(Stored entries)

= = = = =

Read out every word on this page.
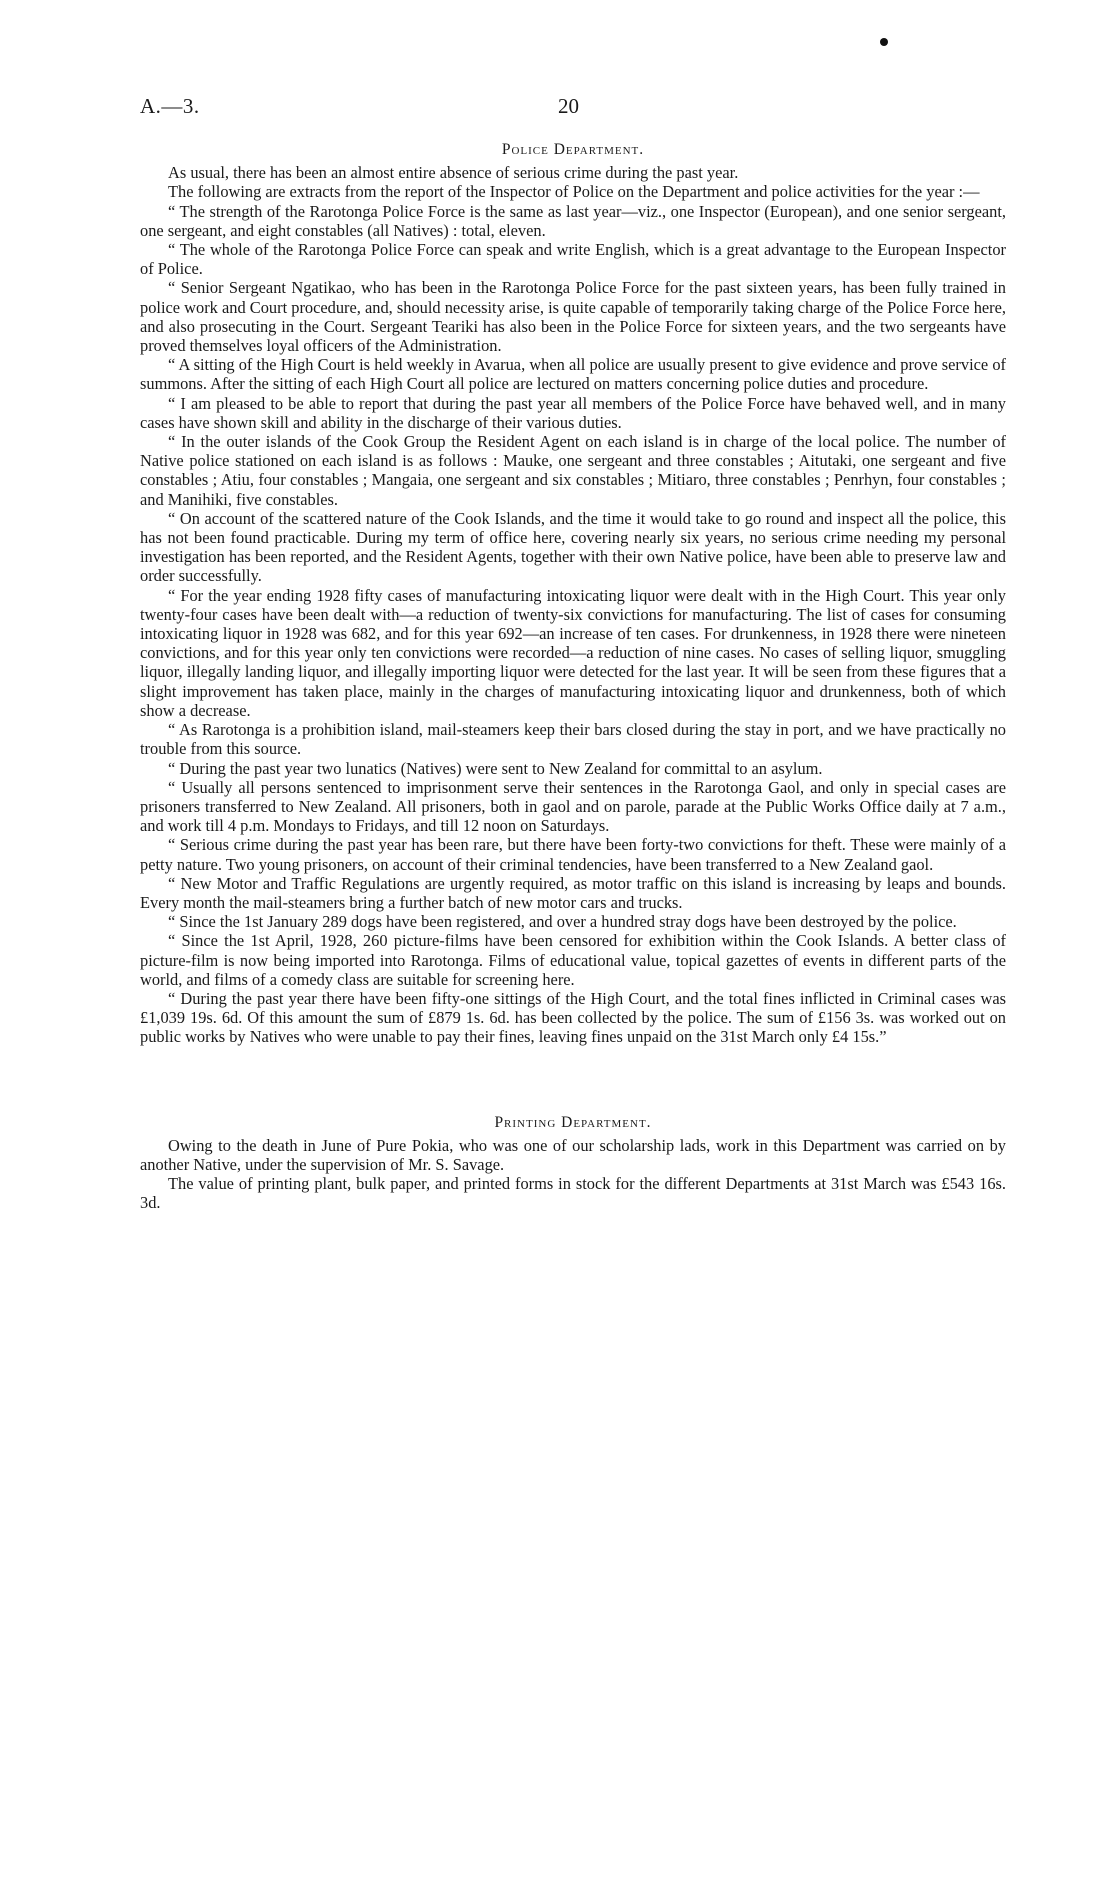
A.—3.	20
Police Department.

As usual, there has been an almost entire absence of serious crime during the past year.

The following are extracts from the report of the Inspector of Police on the Department and police activities for the year :—

“ The strength of the Rarotonga Police Force is the same as last year—viz., one Inspector (European), and one senior sergeant, one sergeant, and eight constables (all Natives) : total, eleven.

“ The whole of the Rarotonga Police Force can speak and write English, which is a great advantage to the European Inspector of Police.

“ Senior Sergeant Ngatikao, who has been in the Rarotonga Police Force for the past sixteen years, has been fully trained in police work and Court procedure, and, should necessity arise, is quite capable of temporarily taking charge of the Police Force here, and also prosecuting in the Court. Sergeant Teariki has also been in the Police Force for sixteen years, and the two sergeants have proved themselves loyal officers of the Administration.

“ A sitting of the High Court is held weekly in Avarua, when all police are usually present to give evidence and prove service of summons. After the sitting of each High Court all police are lectured on matters concerning police duties and procedure.

“ I am pleased to be able to report that during the past year all members of the Police Force have behaved well, and in many cases have shown skill and ability in the discharge of their various duties.

“ In the outer islands of the Cook Group the Resident Agent on each island is in charge of the local police. The number of Native police stationed on each island is as follows : Mauke, one sergeant and three constables ; Aitutaki, one sergeant and five constables ; Atiu, four constables ; Mangaia, one sergeant and six constables ; Mitiaro, three constables ; Penrhyn, four constables ; and Manihiki, five constables.

“ On account of the scattered nature of the Cook Islands, and the time it would take to go round and inspect all the police, this has not been found practicable. During my term of office here, covering nearly six years, no serious crime needing my personal investigation has been reported, and the Resident Agents, together with their own Native police, have been able to preserve law and order successfully.

“ For the year ending 1928 fifty cases of manufacturing intoxicating liquor were dealt with in the High Court. This year only twenty-four cases have been dealt with—a reduction of twenty-six convictions for manufacturing. The list of cases for consuming intoxicating liquor in 1928 was 682, and for this year 692—an increase of ten cases. For drunkenness, in 1928 there were nineteen convictions, and for this year only ten convictions were recorded—a reduction of nine cases. No cases of selling liquor, smuggling liquor, illegally landing liquor, and illegally importing liquor were detected for the last year. It will be seen from these figures that a slight improvement has taken place, mainly in the charges of manufacturing intoxicating liquor and drunkenness, both of which show a decrease.

“ As Rarotonga is a prohibition island, mail-steamers keep their bars closed during the stay in port, and we have practically no trouble from this source.

“ During the past year two lunatics (Natives) were sent to New Zealand for committal to an asylum.

“ Usually all persons sentenced to imprisonment serve their sentences in the Rarotonga Gaol, and only in special cases are prisoners transferred to New Zealand. All prisoners, both in gaol and on parole, parade at the Public Works Office daily at 7 a.m., and work till 4 p.m. Mondays to Fridays, and till 12 noon on Saturdays.

“ Serious crime during the past year has been rare, but there have been forty-two convictions for theft. These were mainly of a petty nature. Two young prisoners, on account of their criminal tendencies, have been transferred to a New Zealand gaol.

“ New Motor and Traffic Regulations are urgently required, as motor traffic on this island is increasing by leaps and bounds. Every month the mail-steamers bring a further batch of new motor cars and trucks.

“ Since the 1st January 289 dogs have been registered, and over a hundred stray dogs have been destroyed by the police.

“ Since the 1st April, 1928, 260 picture-films have been censored for exhibition within the Cook Islands. A better class of picture-film is now being imported into Rarotonga. Films of educational value, topical gazettes of events in different parts of the world, and films of a comedy class are suitable for screening here.

“ During the past year there have been fifty-one sittings of the High Court, and the total fines inflicted in Criminal cases was £1,039 19s. 6d. Of this amount the sum of £879 1s. 6d. has been collected by the police. The sum of £156 3s. was worked out on public works by Natives who were unable to pay their fines, leaving fines unpaid on the 31st March only £4 15s.”

Printing Department.

Owing to the death in June of Pure Pokia, who was one of our scholarship lads, work in this Department was carried on by another Native, under the supervision of Mr. S. Savage.

The value of printing plant, bulk paper, and printed forms in stock for the different Departments at 31st March was £543 16s. 3d.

= = = = =

- Your objective
Where a line of the entries contains the word "prisoners", copy that line.

- Complete response
“ Usually all persons sentenced to imprisonment serve their sentences in the Rarotonga Gaol, and only in special cases are prisoners transferred to New Zealand. All prisoners, both in gaol and on parole, parade at the Public Works Office daily at 7 a.m., and work till 4 p.m. Mondays to Fridays, and till 12 noon on Saturdays.
“ Serious crime during the past year has been rare, but there have been forty-two convictions for theft. These were mainly of a petty nature. Two young prisoners, on account of their criminal tendencies, have been transferred to a New Zealand gaol.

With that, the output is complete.